-- Selected passage --
....................
Purpose of the Study:

  • To investigate the impact of crushed versus solid hydrogel carriers on bone formation.
  • To compare in vitro BMP-2 release profiles and in vivo ectopic bone formation in rats for both hydrogel forms.

Main Methods:

  • Hydrogels composed of hyaluronic acid and poly(vinyl alcohol) derivatives were loaded with BMP-2 and hydroxyapatite.
  • Both solid and crushed hydrogel forms were subjected to in vitro release studies using ¹²⁵I-labeled BMP-2.
  • In vivo ectopic bone formation was assessed in a subcutaneous rat model.

Main Results:

  • In vitro release studies showed virtually identical BMP-2 release profiles for both solid and crushed hydrogels.
  • In vivo studies revealed distinct bone morphologies: solid hydrogels induced a dense bone shell, while crushed hydrogels facilitated uniform bone formation throughout.
....................
-- Material shown --
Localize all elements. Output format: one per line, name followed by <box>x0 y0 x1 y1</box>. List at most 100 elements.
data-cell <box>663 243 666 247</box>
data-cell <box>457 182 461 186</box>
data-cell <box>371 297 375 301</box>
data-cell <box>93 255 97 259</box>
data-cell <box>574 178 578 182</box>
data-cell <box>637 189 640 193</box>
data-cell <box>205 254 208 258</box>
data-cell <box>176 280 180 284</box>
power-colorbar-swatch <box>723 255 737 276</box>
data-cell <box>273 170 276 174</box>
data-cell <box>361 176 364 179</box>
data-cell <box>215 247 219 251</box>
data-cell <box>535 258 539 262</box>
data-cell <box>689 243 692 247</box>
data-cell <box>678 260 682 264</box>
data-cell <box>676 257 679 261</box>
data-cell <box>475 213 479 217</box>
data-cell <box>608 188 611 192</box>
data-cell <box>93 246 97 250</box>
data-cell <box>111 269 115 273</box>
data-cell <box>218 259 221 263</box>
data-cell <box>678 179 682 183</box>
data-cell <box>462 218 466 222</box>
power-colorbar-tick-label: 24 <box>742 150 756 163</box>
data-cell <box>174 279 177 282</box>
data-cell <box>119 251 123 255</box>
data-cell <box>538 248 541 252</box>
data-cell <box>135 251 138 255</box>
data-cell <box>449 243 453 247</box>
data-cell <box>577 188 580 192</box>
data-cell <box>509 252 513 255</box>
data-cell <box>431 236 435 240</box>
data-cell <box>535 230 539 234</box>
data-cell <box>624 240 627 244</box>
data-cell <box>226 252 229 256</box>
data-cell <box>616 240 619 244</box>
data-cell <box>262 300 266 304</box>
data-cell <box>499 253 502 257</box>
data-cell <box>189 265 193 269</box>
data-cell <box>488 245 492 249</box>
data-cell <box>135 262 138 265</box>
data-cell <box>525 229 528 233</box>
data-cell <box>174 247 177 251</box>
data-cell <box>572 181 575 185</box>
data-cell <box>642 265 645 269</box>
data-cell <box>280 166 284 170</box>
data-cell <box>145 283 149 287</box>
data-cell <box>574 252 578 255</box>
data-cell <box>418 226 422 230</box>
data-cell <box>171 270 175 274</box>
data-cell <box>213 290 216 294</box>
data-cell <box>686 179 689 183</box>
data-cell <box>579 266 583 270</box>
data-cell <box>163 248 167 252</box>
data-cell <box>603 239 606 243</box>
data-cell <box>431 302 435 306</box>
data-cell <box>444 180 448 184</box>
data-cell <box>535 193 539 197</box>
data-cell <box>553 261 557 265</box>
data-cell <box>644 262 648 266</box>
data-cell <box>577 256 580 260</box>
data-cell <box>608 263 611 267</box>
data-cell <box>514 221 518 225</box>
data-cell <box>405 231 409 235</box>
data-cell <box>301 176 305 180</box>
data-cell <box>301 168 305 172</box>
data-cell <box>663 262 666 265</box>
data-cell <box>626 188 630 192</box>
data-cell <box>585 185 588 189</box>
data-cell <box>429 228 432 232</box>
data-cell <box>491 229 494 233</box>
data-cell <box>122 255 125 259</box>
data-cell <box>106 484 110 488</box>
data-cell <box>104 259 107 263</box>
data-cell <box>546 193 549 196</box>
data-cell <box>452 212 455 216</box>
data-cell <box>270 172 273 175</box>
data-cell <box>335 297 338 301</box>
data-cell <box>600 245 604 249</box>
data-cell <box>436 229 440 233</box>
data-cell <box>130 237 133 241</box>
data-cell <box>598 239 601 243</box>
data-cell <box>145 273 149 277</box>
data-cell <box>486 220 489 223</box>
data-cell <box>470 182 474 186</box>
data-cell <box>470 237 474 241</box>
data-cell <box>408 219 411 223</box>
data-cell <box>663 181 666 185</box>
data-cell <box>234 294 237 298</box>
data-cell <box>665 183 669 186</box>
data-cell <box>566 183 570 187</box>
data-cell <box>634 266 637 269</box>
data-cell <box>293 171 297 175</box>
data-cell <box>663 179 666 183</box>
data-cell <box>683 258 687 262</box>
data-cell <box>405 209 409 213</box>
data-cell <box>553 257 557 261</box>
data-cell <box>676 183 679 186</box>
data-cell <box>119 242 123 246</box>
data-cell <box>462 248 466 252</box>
....................
-- Exercise instructions --
A - Answer from the hydrogel study summary:
(i) What were the hydrogels composed of?
(ii) What radioactive label was used on BMP-2 in the in vitro release studies?
(iii) What bone morphology did the solid hydrogels induce in vivo?
B - Resume the hydrogel study summary from the point where it stops.
The material comes from a source unrelated to the hydrogel study summary.

-- Expected results --
A -
(i) Hyaluronic acid and poly(vinyl alcohol) derivatives.
(ii) ¹²⁵I.
(iii) A dense bone shell.

B -
  • The disruption of the hydrogel network in crushed forms likely created a macroporous structure, enhancing cell infiltration and bone formation.

Conclusions:

  • The physical form of hydrogel carriers significantly impacts in vivo bone formation, despite similar in vitro release kinetics.
  • Crushed hydrogels promote more uniform bone formation, suggesting improved cellular infiltration and interaction compared to solid hydrogels.
  • Hydrogel morphology manipulation offers a strategy to enhance bone regeneration efficacy.